-- Exercise requirements --
Copy all of the records below verbatim.
# START OF Given data
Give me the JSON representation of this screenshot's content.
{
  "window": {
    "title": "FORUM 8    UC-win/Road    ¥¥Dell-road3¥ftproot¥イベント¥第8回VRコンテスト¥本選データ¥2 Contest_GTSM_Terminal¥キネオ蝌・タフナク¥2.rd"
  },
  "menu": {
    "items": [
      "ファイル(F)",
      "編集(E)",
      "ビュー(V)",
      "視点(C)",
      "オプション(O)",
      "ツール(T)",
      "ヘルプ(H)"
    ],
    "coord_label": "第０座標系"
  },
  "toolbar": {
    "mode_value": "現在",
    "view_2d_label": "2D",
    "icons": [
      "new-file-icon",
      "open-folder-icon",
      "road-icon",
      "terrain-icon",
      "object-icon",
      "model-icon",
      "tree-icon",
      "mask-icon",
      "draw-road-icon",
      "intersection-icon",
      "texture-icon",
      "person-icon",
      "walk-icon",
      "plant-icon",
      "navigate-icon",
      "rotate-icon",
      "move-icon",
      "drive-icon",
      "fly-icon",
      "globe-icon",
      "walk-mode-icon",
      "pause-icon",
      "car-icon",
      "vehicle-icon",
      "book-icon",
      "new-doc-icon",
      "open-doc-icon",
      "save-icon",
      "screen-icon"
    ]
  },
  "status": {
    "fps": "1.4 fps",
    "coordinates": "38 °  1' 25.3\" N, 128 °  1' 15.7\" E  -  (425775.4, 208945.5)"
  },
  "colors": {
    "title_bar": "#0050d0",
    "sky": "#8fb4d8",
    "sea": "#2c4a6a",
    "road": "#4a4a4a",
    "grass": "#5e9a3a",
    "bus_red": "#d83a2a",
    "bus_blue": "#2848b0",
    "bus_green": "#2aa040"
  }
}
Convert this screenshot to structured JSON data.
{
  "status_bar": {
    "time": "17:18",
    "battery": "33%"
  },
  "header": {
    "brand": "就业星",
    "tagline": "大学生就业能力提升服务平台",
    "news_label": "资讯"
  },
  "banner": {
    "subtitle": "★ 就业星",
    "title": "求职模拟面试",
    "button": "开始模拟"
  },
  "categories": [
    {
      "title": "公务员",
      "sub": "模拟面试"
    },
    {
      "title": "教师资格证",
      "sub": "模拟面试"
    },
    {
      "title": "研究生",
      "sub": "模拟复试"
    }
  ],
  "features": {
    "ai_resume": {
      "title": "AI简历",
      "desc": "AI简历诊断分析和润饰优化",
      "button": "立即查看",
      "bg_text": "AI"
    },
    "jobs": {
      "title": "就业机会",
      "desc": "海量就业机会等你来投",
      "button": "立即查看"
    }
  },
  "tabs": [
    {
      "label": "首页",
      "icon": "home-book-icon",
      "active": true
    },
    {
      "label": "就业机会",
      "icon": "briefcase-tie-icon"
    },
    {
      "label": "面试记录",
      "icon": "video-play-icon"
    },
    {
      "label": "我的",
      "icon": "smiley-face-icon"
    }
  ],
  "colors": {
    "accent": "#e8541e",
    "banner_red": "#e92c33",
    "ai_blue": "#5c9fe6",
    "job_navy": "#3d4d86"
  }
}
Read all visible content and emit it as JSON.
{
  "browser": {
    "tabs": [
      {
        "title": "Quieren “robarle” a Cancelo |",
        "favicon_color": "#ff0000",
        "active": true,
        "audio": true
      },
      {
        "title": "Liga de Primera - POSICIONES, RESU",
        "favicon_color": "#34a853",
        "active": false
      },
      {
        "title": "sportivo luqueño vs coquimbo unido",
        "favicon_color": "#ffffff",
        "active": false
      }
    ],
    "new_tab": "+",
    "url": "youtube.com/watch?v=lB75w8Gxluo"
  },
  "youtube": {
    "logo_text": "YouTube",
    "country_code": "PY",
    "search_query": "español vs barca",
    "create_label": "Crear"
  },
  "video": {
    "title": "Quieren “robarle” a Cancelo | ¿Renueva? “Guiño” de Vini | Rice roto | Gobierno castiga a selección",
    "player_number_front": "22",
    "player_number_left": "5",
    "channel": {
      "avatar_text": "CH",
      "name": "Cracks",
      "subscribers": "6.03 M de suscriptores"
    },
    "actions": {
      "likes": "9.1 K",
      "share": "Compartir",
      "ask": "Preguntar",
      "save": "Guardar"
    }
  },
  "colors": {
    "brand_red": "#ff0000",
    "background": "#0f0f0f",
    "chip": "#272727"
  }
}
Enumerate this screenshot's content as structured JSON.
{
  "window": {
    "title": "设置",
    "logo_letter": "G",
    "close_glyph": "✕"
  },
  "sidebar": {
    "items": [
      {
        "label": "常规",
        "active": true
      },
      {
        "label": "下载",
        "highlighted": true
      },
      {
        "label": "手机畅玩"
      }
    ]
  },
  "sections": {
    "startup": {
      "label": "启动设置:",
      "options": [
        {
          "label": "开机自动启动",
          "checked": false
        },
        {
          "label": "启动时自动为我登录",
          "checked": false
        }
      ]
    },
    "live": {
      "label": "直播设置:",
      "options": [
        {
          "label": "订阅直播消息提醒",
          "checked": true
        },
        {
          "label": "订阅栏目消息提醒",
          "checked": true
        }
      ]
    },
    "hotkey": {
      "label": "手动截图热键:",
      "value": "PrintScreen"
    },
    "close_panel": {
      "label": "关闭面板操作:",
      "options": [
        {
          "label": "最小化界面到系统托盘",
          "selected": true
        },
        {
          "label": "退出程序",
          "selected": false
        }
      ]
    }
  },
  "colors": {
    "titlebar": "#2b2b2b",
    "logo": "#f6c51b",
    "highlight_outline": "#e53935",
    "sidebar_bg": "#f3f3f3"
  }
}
# END OF Given data
-- Solution for this problem --
Give me the JSON representation of this screenshot's content.
{
  "window": {
    "title": "FORUM 8    UC-win/Road    ¥¥Dell-road3¥ftproot¥イベント¥第8回VRコンテスト¥本選データ¥2 Contest_GTSM_Terminal¥キネオ蝌・タフナク¥2.rd"
  },
  "menu": {
    "items": [
      "ファイル(F)",
      "編集(E)",
      "ビュー(V)",
      "視点(C)",
      "オプション(O)",
      "ツール(T)",
      "ヘルプ(H)"
    ],
    "coord_label": "第０座標系"
  },
  "toolbar": {
    "mode_value": "現在",
    "view_2d_label": "2D",
    "icons": [
      "new-file-icon",
      "open-folder-icon",
      "road-icon",
      "terrain-icon",
      "object-icon",
      "model-icon",
      "tree-icon",
      "mask-icon",
      "draw-road-icon",
      "intersection-icon",
      "texture-icon",
      "person-icon",
      "walk-icon",
      "plant-icon",
      "navigate-icon",
      "rotate-icon",
      "move-icon",
      "drive-icon",
      "fly-icon",
      "globe-icon",
      "walk-mode-icon",
      "pause-icon",
      "car-icon",
      "vehicle-icon",
      "book-icon",
      "new-doc-icon",
      "open-doc-icon",
      "save-icon",
      "screen-icon"
    ]
  },
  "status": {
    "fps": "1.4 fps",
    "coordinates": "38 °  1' 25.3\" N, 128 °  1' 15.7\" E  -  (425775.4, 208945.5)"
  },
  "colors": {
    "title_bar": "#0050d0",
    "sky": "#8fb4d8",
    "sea": "#2c4a6a",
    "road": "#4a4a4a",
    "grass": "#5e9a3a",
    "bus_red": "#d83a2a",
    "bus_blue": "#2848b0",
    "bus_green": "#2aa040"
  }
}
Convert this screenshot to structured JSON data.
{
  "status_bar": {
    "time": "17:18",
    "battery": "33%"
  },
  "header": {
    "brand": "就业星",
    "tagline": "大学生就业能力提升服务平台",
    "news_label": "资讯"
  },
  "banner": {
    "subtitle": "★ 就业星",
    "title": "求职模拟面试",
    "button": "开始模拟"
  },
  "categories": [
    {
      "title": "公务员",
      "sub": "模拟面试"
    },
    {
      "title": "教师资格证",
      "sub": "模拟面试"
    },
    {
      "title": "研究生",
      "sub": "模拟复试"
    }
  ],
  "features": {
    "ai_resume": {
      "title": "AI简历",
      "desc": "AI简历诊断分析和润饰优化",
      "button": "立即查看",
      "bg_text": "AI"
    },
    "jobs": {
      "title": "就业机会",
      "desc": "海量就业机会等你来投",
      "button": "立即查看"
    }
  },
  "tabs": [
    {
      "label": "首页",
      "icon": "home-book-icon",
      "active": true
    },
    {
      "label": "就业机会",
      "icon": "briefcase-tie-icon"
    },
    {
      "label": "面试记录",
      "icon": "video-play-icon"
    },
    {
      "label": "我的",
      "icon": "smiley-face-icon"
    }
  ],
  "colors": {
    "accent": "#e8541e",
    "banner_red": "#e92c33",
    "ai_blue": "#5c9fe6",
    "job_navy": "#3d4d86"
  }
}
Read all visible content and emit it as JSON.
{
  "browser": {
    "tabs": [
      {
        "title": "Quieren “robarle” a Cancelo |",
        "favicon_color": "#ff0000",
        "active": true,
        "audio": true
      },
      {
        "title": "Liga de Primera - POSICIONES, RESU",
        "favicon_color": "#34a853",
        "active": false
      },
      {
        "title": "sportivo luqueño vs coquimbo unido",
        "favicon_color": "#ffffff",
        "active": false
      }
    ],
    "new_tab": "+",
    "url": "youtube.com/watch?v=lB75w8Gxluo"
  },
  "youtube": {
    "logo_text": "YouTube",
    "country_code": "PY",
    "search_query": "español vs barca",
    "create_label": "Crear"
  },
  "video": {
    "title": "Quieren “robarle” a Cancelo | ¿Renueva? “Guiño” de Vini | Rice roto | Gobierno castiga a selección",
    "player_number_front": "22",
    "player_number_left": "5",
    "channel": {
      "avatar_text": "CH",
      "name": "Cracks",
      "subscribers": "6.03 M de suscriptores"
    },
    "actions": {
      "likes": "9.1 K",
      "share": "Compartir",
      "ask": "Preguntar",
      "save": "Guardar"
    }
  },
  "colors": {
    "brand_red": "#ff0000",
    "background": "#0f0f0f",
    "chip": "#272727"
  }
}
Enumerate this screenshot's content as structured JSON.
{
  "window": {
    "title": "设置",
    "logo_letter": "G",
    "close_glyph": "✕"
  },
  "sidebar": {
    "items": [
      {
        "label": "常规",
        "active": true
      },
      {
        "label": "下载",
        "highlighted": true
      },
      {
        "label": "手机畅玩"
      }
    ]
  },
  "sections": {
    "startup": {
      "label": "启动设置:",
      "options": [
        {
          "label": "开机自动启动",
          "checked": false
        },
        {
          "label": "启动时自动为我登录",
          "checked": false
        }
      ]
    },
    "live": {
      "label": "直播设置:",
      "options": [
        {
          "label": "订阅直播消息提醒",
          "checked": true
        },
        {
          "label": "订阅栏目消息提醒",
          "checked": true
        }
      ]
    },
    "hotkey": {
      "label": "手动截图热键:",
      "value": "PrintScreen"
    },
    "close_panel": {
      "label": "关闭面板操作:",
      "options": [
        {
          "label": "最小化界面到系统托盘",
          "selected": true
        },
        {
          "label": "退出程序",
          "selected": false
        }
      ]
    }
  },
  "colors": {
    "titlebar": "#2b2b2b",
    "logo": "#f6c51b",
    "highlight_outline": "#e53935",
    "sidebar_bg": "#f3f3f3"
  }
}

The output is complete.